- [Source data]

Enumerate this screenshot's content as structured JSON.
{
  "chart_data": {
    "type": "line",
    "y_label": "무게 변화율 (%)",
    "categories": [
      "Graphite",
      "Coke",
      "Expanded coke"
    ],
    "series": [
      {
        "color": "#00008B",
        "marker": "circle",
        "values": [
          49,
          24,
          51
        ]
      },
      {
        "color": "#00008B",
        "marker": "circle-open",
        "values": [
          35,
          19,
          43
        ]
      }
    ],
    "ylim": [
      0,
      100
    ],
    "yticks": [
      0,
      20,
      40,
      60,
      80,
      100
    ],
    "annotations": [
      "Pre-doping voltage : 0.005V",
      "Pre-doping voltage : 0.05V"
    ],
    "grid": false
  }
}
...
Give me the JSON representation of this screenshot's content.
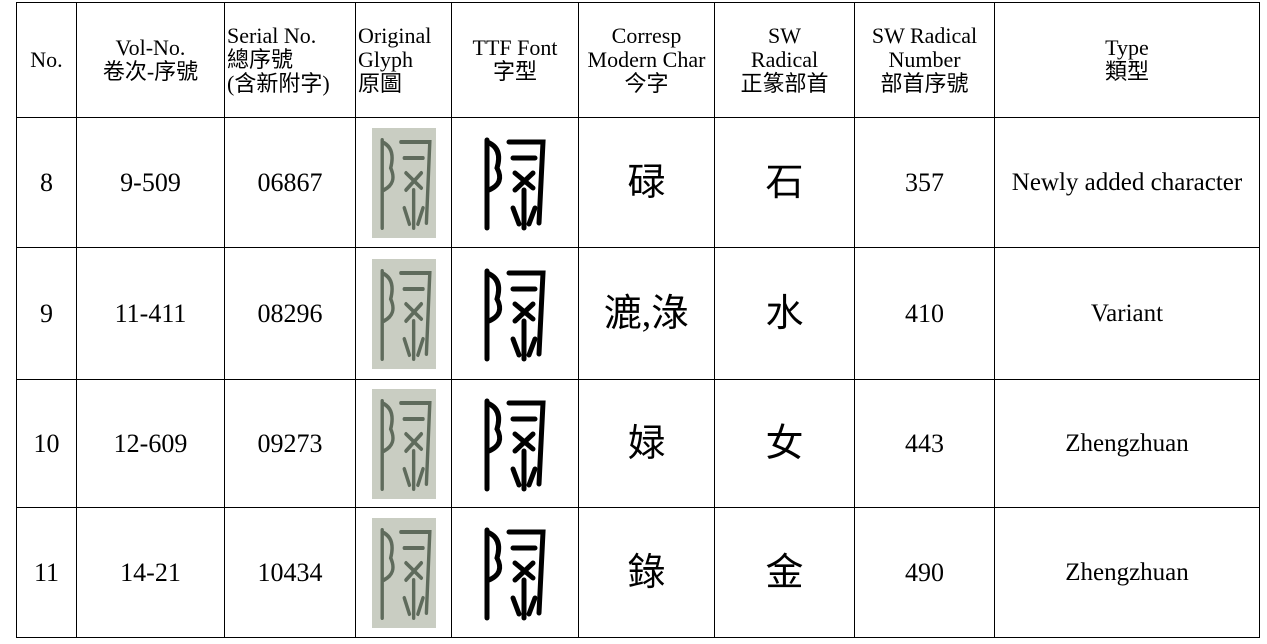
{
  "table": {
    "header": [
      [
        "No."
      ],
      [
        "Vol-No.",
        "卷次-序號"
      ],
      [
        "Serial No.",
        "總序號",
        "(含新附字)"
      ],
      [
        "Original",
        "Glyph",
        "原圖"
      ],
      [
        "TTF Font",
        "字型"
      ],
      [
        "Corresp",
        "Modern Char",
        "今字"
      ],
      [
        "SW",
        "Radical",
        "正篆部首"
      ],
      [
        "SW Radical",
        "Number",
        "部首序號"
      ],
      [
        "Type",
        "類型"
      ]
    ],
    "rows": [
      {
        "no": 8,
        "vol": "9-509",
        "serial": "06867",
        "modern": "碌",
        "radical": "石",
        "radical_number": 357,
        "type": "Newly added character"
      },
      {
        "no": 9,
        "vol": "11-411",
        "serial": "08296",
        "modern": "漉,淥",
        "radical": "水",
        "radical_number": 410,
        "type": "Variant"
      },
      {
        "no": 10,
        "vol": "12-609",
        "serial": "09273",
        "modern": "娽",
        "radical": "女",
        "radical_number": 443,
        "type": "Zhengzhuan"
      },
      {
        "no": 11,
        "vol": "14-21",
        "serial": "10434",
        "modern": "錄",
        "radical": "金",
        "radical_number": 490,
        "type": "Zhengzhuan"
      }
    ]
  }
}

- [Set task] Go through the records above and copy every line with the word "this".

- [Exercise answer]
Enumerate this screenshot's content as structured JSON.
Give me the JSON representation of this screenshot's content.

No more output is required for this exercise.